[Dataset items]
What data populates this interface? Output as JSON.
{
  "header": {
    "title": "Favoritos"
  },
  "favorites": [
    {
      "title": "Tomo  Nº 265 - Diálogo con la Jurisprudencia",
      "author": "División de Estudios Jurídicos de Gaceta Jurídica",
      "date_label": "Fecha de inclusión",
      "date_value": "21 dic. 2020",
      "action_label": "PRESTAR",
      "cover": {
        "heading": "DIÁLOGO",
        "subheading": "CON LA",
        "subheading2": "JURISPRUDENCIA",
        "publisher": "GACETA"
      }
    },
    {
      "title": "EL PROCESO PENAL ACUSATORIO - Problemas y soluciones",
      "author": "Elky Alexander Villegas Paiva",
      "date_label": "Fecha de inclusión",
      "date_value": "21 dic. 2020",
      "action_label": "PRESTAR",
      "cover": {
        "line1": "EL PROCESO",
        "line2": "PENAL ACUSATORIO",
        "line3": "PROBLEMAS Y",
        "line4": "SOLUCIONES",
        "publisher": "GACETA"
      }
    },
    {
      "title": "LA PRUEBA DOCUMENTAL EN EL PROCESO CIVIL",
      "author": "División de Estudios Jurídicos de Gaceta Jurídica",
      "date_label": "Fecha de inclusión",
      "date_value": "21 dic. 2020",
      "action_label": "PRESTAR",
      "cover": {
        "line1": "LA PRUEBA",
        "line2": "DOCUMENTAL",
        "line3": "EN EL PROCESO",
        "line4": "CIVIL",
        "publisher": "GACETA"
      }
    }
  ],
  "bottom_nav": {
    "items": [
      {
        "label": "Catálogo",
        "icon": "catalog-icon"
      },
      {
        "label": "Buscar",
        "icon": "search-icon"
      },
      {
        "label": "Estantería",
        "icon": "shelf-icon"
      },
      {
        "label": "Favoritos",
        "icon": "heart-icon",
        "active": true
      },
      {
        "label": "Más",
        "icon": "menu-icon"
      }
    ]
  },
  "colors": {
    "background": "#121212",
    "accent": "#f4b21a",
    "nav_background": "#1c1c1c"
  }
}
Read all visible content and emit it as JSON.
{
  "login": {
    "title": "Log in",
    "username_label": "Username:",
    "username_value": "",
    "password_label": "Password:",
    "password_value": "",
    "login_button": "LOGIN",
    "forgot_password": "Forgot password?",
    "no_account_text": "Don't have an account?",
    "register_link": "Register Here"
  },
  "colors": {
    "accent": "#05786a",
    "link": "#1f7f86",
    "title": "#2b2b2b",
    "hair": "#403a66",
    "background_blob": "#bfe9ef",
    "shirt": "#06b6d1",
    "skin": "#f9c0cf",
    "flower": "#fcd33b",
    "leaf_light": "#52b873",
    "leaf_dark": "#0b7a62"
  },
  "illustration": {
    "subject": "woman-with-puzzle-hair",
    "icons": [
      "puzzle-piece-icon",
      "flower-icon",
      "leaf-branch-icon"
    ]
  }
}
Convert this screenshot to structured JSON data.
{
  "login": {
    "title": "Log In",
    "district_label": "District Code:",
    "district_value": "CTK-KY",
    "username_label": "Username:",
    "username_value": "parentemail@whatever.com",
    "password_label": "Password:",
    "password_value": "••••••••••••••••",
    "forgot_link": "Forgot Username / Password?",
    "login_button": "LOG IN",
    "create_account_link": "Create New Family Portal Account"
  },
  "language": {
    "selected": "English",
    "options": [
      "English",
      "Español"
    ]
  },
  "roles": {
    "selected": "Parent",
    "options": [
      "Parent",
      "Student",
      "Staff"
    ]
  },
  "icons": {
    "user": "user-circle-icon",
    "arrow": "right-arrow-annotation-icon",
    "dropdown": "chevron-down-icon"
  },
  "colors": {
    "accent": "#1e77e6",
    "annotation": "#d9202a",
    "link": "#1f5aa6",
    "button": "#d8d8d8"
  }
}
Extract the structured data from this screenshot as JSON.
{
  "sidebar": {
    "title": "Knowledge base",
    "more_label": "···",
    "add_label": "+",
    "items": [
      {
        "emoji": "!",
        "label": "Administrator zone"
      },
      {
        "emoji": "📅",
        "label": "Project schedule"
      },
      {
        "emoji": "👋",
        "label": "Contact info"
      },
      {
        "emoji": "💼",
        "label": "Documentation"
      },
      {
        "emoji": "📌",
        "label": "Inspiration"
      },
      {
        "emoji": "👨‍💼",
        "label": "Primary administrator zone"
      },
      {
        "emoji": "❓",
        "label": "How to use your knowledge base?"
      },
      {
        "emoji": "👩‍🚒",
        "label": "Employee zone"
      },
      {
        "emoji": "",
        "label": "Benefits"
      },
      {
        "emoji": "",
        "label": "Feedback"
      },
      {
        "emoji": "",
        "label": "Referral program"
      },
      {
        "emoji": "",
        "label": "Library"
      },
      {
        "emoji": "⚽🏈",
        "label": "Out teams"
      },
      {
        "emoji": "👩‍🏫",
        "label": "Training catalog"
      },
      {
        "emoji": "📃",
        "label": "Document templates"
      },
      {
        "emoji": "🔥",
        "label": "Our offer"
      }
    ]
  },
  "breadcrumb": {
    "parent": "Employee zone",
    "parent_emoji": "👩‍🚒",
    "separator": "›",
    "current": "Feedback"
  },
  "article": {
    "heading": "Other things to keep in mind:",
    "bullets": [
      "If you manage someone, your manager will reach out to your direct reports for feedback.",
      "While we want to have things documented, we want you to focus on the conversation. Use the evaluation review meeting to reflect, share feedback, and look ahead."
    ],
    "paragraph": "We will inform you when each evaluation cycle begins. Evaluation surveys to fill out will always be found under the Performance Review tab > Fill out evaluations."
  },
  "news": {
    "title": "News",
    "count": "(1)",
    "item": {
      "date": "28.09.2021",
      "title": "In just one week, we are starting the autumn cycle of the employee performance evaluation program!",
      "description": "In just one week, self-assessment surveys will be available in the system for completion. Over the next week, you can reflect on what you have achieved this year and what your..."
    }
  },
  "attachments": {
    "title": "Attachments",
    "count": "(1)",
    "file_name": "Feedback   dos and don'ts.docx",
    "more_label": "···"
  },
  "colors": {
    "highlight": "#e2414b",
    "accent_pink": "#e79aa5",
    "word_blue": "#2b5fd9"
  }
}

• _What to work on_
Write the material out again word for word.

• _Result of the task_
What data populates this interface? Output as JSON.
{
  "header": {
    "title": "Favoritos"
  },
  "favorites": [
    {
      "title": "Tomo  Nº 265 - Diálogo con la Jurisprudencia",
      "author": "División de Estudios Jurídicos de Gaceta Jurídica",
      "date_label": "Fecha de inclusión",
      "date_value": "21 dic. 2020",
      "action_label": "PRESTAR",
      "cover": {
        "heading": "DIÁLOGO",
        "subheading": "CON LA",
        "subheading2": "JURISPRUDENCIA",
        "publisher": "GACETA"
      }
    },
    {
      "title": "EL PROCESO PENAL ACUSATORIO - Problemas y soluciones",
      "author": "Elky Alexander Villegas Paiva",
      "date_label": "Fecha de inclusión",
      "date_value": "21 dic. 2020",
      "action_label": "PRESTAR",
      "cover": {
        "line1": "EL PROCESO",
        "line2": "PENAL ACUSATORIO",
        "line3": "PROBLEMAS Y",
        "line4": "SOLUCIONES",
        "publisher": "GACETA"
      }
    },
    {
      "title": "LA PRUEBA DOCUMENTAL EN EL PROCESO CIVIL",
      "author": "División de Estudios Jurídicos de Gaceta Jurídica",
      "date_label": "Fecha de inclusión",
      "date_value": "21 dic. 2020",
      "action_label": "PRESTAR",
      "cover": {
        "line1": "LA PRUEBA",
        "line2": "DOCUMENTAL",
        "line3": "EN EL PROCESO",
        "line4": "CIVIL",
        "publisher": "GACETA"
      }
    }
  ],
  "bottom_nav": {
    "items": [
      {
        "label": "Catálogo",
        "icon": "catalog-icon"
      },
      {
        "label": "Buscar",
        "icon": "search-icon"
      },
      {
        "label": "Estantería",
        "icon": "shelf-icon"
      },
      {
        "label": "Favoritos",
        "icon": "heart-icon",
        "active": true
      },
      {
        "label": "Más",
        "icon": "menu-icon"
      }
    ]
  },
  "colors": {
    "background": "#121212",
    "accent": "#f4b21a",
    "nav_background": "#1c1c1c"
  }
}
Read all visible content and emit it as JSON.
{
  "login": {
    "title": "Log in",
    "username_label": "Username:",
    "username_value": "",
    "password_label": "Password:",
    "password_value": "",
    "login_button": "LOGIN",
    "forgot_password": "Forgot password?",
    "no_account_text": "Don't have an account?",
    "register_link": "Register Here"
  },
  "colors": {
    "accent": "#05786a",
    "link": "#1f7f86",
    "title": "#2b2b2b",
    "hair": "#403a66",
    "background_blob": "#bfe9ef",
    "shirt": "#06b6d1",
    "skin": "#f9c0cf",
    "flower": "#fcd33b",
    "leaf_light": "#52b873",
    "leaf_dark": "#0b7a62"
  },
  "illustration": {
    "subject": "woman-with-puzzle-hair",
    "icons": [
      "puzzle-piece-icon",
      "flower-icon",
      "leaf-branch-icon"
    ]
  }
}
Convert this screenshot to structured JSON data.
{
  "login": {
    "title": "Log In",
    "district_label": "District Code:",
    "district_value": "CTK-KY",
    "username_label": "Username:",
    "username_value": "parentemail@whatever.com",
    "password_label": "Password:",
    "password_value": "••••••••••••••••",
    "forgot_link": "Forgot Username / Password?",
    "login_button": "LOG IN",
    "create_account_link": "Create New Family Portal Account"
  },
  "language": {
    "selected": "English",
    "options": [
      "English",
      "Español"
    ]
  },
  "roles": {
    "selected": "Parent",
    "options": [
      "Parent",
      "Student",
      "Staff"
    ]
  },
  "icons": {
    "user": "user-circle-icon",
    "arrow": "right-arrow-annotation-icon",
    "dropdown": "chevron-down-icon"
  },
  "colors": {
    "accent": "#1e77e6",
    "annotation": "#d9202a",
    "link": "#1f5aa6",
    "button": "#d8d8d8"
  }
}
Extract the structured data from this screenshot as JSON.
{
  "sidebar": {
    "title": "Knowledge base",
    "more_label": "···",
    "add_label": "+",
    "items": [
      {
        "emoji": "!",
        "label": "Administrator zone"
      },
      {
        "emoji": "📅",
        "label": "Project schedule"
      },
      {
        "emoji": "👋",
        "label": "Contact info"
      },
      {
        "emoji": "💼",
        "label": "Documentation"
      },
      {
        "emoji": "📌",
        "label": "Inspiration"
      },
      {
        "emoji": "👨‍💼",
        "label": "Primary administrator zone"
      },
      {
        "emoji": "❓",
        "label": "How to use your knowledge base?"
      },
      {
        "emoji": "👩‍🚒",
        "label": "Employee zone"
      },
      {
        "emoji": "",
        "label": "Benefits"
      },
      {
        "emoji": "",
        "label": "Feedback"
      },
      {
        "emoji": "",
        "label": "Referral program"
      },
      {
        "emoji": "",
        "label": "Library"
      },
      {
        "emoji": "⚽🏈",
        "label": "Out teams"
      },
      {
        "emoji": "👩‍🏫",
        "label": "Training catalog"
      },
      {
        "emoji": "📃",
        "label": "Document templates"
      },
      {
        "emoji": "🔥",
        "label": "Our offer"
      }
    ]
  },
  "breadcrumb": {
    "parent": "Employee zone",
    "parent_emoji": "👩‍🚒",
    "separator": "›",
    "current": "Feedback"
  },
  "article": {
    "heading": "Other things to keep in mind:",
    "bullets": [
      "If you manage someone, your manager will reach out to your direct reports for feedback.",
      "While we want to have things documented, we want you to focus on the conversation. Use the evaluation review meeting to reflect, share feedback, and look ahead."
    ],
    "paragraph": "We will inform you when each evaluation cycle begins. Evaluation surveys to fill out will always be found under the Performance Review tab > Fill out evaluations."
  },
  "news": {
    "title": "News",
    "count": "(1)",
    "item": {
      "date": "28.09.2021",
      "title": "In just one week, we are starting the autumn cycle of the employee performance evaluation program!",
      "description": "In just one week, self-assessment surveys will be available in the system for completion. Over the next week, you can reflect on what you have achieved this year and what your..."
    }
  },
  "attachments": {
    "title": "Attachments",
    "count": "(1)",
    "file_name": "Feedback   dos and don'ts.docx",
    "more_label": "···"
  },
  "colors": {
    "highlight": "#e2414b",
    "accent_pink": "#e79aa5",
    "word_blue": "#2b5fd9"
  }
}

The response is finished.